SET TASK
Render as a Markdown table with the columns Nr and Line the rows starting at the one containing "dot [998, 21, 1002, 25]" and ending at the one containing "y-tick-label: 5 [47, 562, 57, 582]", numbering each one and leaving out blank lines.

Start EXCERPTED RECORDS

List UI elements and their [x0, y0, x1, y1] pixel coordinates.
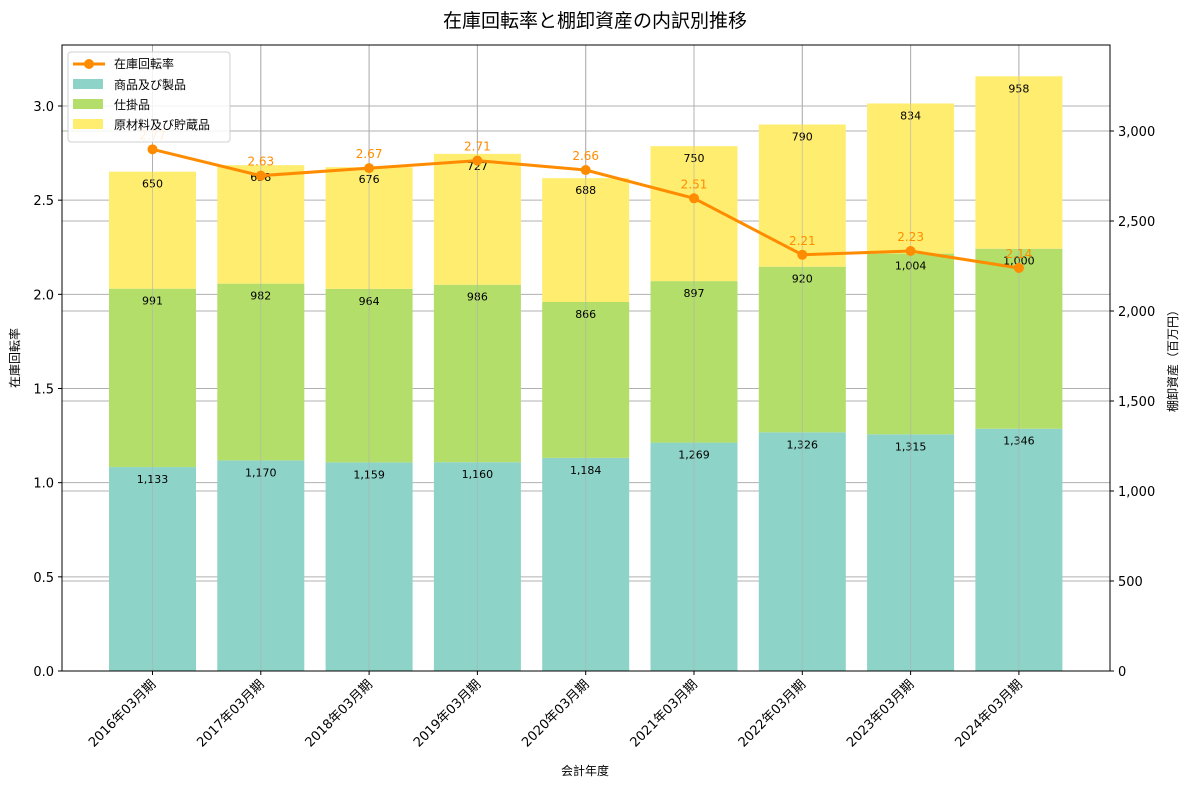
right-y-tick-label: 1,500 [1118, 395, 1155, 410]
left-y-tick-label: 3.0 [33, 100, 54, 115]
turnover-value-label: 2.14 [1006, 247, 1033, 261]
x-tick-label: 2021年03月期 [628, 677, 701, 750]
x-tick-label: 2018年03月期 [303, 677, 376, 750]
turnover-value-label: 2.23 [897, 230, 924, 244]
turnover-value-label: 2.21 [789, 234, 816, 248]
x-axis: 2016年03月期 2017年03月期 2018年03月期 2019年03月期 2020… [86, 671, 1026, 751]
right-y-tick-label: 2,000 [1118, 305, 1155, 320]
legend-item: 仕掛品 [114, 97, 150, 112]
x-tick-label: 2017年03月期 [194, 677, 267, 750]
turnover-value-label: 2.67 [356, 147, 383, 161]
legend-item: 商品及び製品 [114, 77, 186, 92]
turnover-marker [689, 193, 699, 204]
left-y-tick-label: 2.0 [33, 288, 54, 303]
right-y-tick-label: 500 [1118, 575, 1143, 590]
left-y-tick-label: 1.0 [33, 477, 54, 492]
turnover-marker [580, 165, 591, 176]
turnover-marker [1013, 262, 1024, 273]
turnover-value-label: 2.66 [572, 149, 599, 163]
turnover-marker [364, 163, 375, 174]
right-y-tick-label: 0 [1118, 665, 1126, 680]
legend-item: 在庫回転率 [114, 56, 174, 71]
turnover-marker [147, 144, 158, 155]
x-tick-label: 2020年03月期 [519, 677, 592, 750]
turnover-marker [472, 155, 483, 166]
turnover-marker [255, 170, 266, 181]
x-tick-label: 2019年03月期 [411, 677, 484, 750]
turnover-marker [797, 249, 808, 260]
left-y-axis: 0.0 0.5 1.0 1.5 2.0 2.5 3.0 [33, 100, 62, 680]
right-y-axis: 0 500 1,000 1,500 2,000 2,500 3,000 [1110, 125, 1155, 680]
right-y-tick-label: 1,000 [1118, 485, 1155, 500]
turnover-value-label: 2.71 [464, 140, 491, 154]
right-y-tick-label: 2,500 [1118, 215, 1155, 230]
right-y-tick-label: 3,000 [1118, 125, 1155, 140]
left-y-tick-label: 0.5 [33, 571, 54, 586]
turnover-marker [905, 246, 916, 257]
x-tick-label: 2023年03月期 [844, 677, 917, 750]
left-y-tick-label: 1.5 [33, 383, 54, 398]
left-y-axis-label: 在庫回転率 [7, 328, 22, 388]
left-y-tick-label: 2.5 [33, 194, 54, 209]
chart-title: 在庫回転率と棚卸資産の内訳別推移 [443, 10, 747, 32]
turnover-value-label: 2.51 [681, 177, 708, 191]
x-tick-label: 2024年03月期 [952, 677, 1025, 750]
bar-value-labels: 1,1339916501,1709826581,1599646761,16098… [137, 45, 1035, 671]
left-y-tick-label: 0.0 [33, 665, 54, 680]
turnover-value-label: 2.63 [247, 155, 274, 169]
x-tick-label: 2016年03月期 [86, 677, 159, 750]
x-axis-label: 会計年度 [561, 763, 609, 778]
legend-item: 原材料及び貯蔵品 [114, 118, 210, 132]
right-y-axis-label: 棚卸資産（百万円） [1165, 304, 1180, 412]
x-tick-label: 2022年03月期 [736, 677, 809, 750]
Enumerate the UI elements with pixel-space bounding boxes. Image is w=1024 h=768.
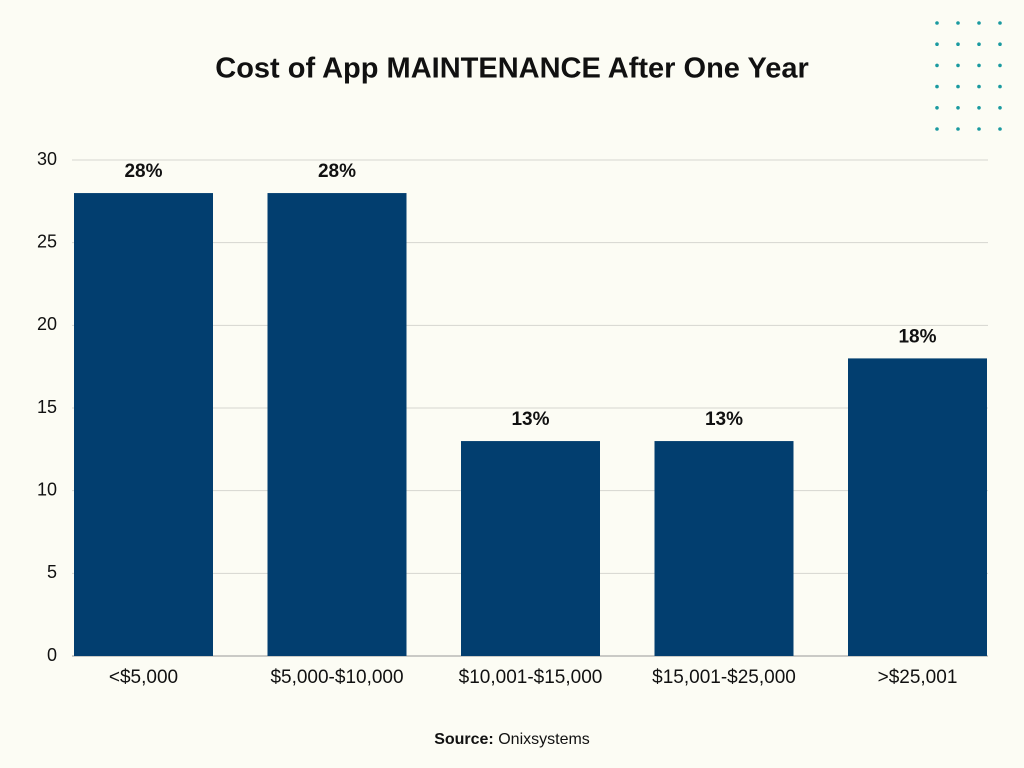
dot [998, 21, 1002, 25]
bar [654, 441, 794, 656]
value-label: 13% [705, 409, 743, 430]
dot [956, 42, 960, 46]
value-label: 28% [318, 161, 356, 182]
dot [998, 42, 1002, 46]
bar [74, 193, 213, 657]
y-tick-label: 0 [47, 645, 57, 665]
value-label: 18% [898, 326, 936, 347]
source: Source: Onixsystems [434, 731, 590, 748]
dot [935, 127, 939, 131]
dot [935, 42, 939, 46]
y-tick-label: 30 [37, 149, 57, 169]
y-tick-label: 10 [37, 479, 57, 499]
dot [935, 106, 939, 110]
dot [998, 84, 1002, 89]
y-tick-label: 15 [37, 397, 57, 417]
dot [977, 127, 981, 131]
dot [977, 63, 981, 68]
bar [267, 193, 407, 657]
dot [935, 21, 939, 25]
decoration [935, 21, 1002, 131]
dot [956, 106, 960, 110]
bar [848, 358, 987, 656]
dot [977, 106, 981, 110]
dot [977, 21, 981, 25]
value-label: 13% [511, 409, 549, 430]
dot [935, 63, 939, 68]
dot [977, 84, 981, 89]
x-tick-label: >$25,001 [878, 667, 958, 688]
x-tick-label: <$5,000 [109, 667, 178, 688]
chart-title: Cost of App MAINTENANCE After One Year [215, 53, 808, 85]
dot [956, 63, 960, 68]
x-tick-label: $15,001-$25,000 [652, 667, 796, 688]
dot [956, 84, 960, 89]
x-tick-label: $5,000-$10,000 [270, 667, 403, 688]
source-text: Onixsystems [498, 731, 590, 748]
y-tick-label: 20 [37, 314, 57, 334]
source-label: Source: [434, 731, 494, 748]
y-tick-label: 5 [47, 562, 57, 582]
value-label: 28% [124, 161, 162, 182]
y-tick-label: 25 [37, 231, 57, 251]
dot [935, 84, 939, 89]
dot [998, 106, 1002, 110]
dot [998, 63, 1002, 68]
dot [998, 127, 1002, 131]
bar [461, 441, 600, 656]
dot [956, 127, 960, 131]
dot [977, 42, 981, 46]
x-tick-label: $10,001-$15,000 [459, 667, 603, 688]
dot [956, 21, 960, 25]
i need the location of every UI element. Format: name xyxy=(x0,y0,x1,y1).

End EXCERPTED RECORDS

SOLUTION TO THE EXERCISE
| Nr | Line |
|---|---|
| 1 | dot [998, 21, 1002, 25] |
| 2 | bar [654, 441, 794, 656] |
| 3 | value-label: 13% [705, 409, 743, 430] |
| 4 | dot [956, 42, 960, 46] |
| 5 | value-label: 28% [318, 161, 356, 182] |
| 6 | dot [998, 42, 1002, 46] |
| 7 | bar [74, 193, 213, 657] |
| 8 | y-tick-label: 0 [47, 645, 57, 665] |
| 9 | value-label: 18% [898, 326, 936, 347] |
| 10 | source: Source: Onixsystems [434, 731, 590, 748] |
| 11 | dot [935, 127, 939, 131] |
| 12 | dot [935, 42, 939, 46] |
| 13 | y-tick-label: 30 [37, 149, 57, 169] |
| 14 | y-tick-label: 10 [37, 479, 57, 499] |
| 15 | dot [935, 106, 939, 110] |
| 16 | dot [998, 84, 1002, 89] |
| 17 | y-tick-label: 15 [37, 397, 57, 417] |
| 18 | dot [977, 127, 981, 131] |
| 19 | dot [977, 63, 981, 68] |
| 20 | bar [267, 193, 407, 657] |
| 21 | dot [935, 21, 939, 25] |
| 22 | decoration [935, 21, 1002, 131] |
| 23 | dot [956, 106, 960, 110] |
| 24 | bar [848, 358, 987, 656] |
| 25 | dot [977, 106, 981, 110] |
| 26 | dot [977, 21, 981, 25] |
| 27 | value-label: 13% [511, 409, 549, 430] |
| 28 | dot [935, 63, 939, 68] |
| 29 | dot [977, 84, 981, 89] |
| 30 | x-tick-label: >$25,001 [878, 667, 958, 688] |
| 31 | x-tick-label: <$5,000 [109, 667, 178, 688] |
| 32 | chart-title: Cost of App MAINTENANCE After One Year [215, 53, 808, 85] |
| 33 | dot [956, 63, 960, 68] |
| 34 | x-tick-label: $15,001-$25,000 [652, 667, 796, 688] |
| 35 | dot [956, 84, 960, 89] |
| 36 | x-tick-label: $5,000-$10,000 [270, 667, 403, 688] |
| 37 | source-text: Onixsystems [498, 731, 590, 748] |
| 38 | y-tick-label: 20 [37, 314, 57, 334] |
| 39 | source-label: Source: [434, 731, 494, 748] |
| 40 | y-tick-label: 5 [47, 562, 57, 582] |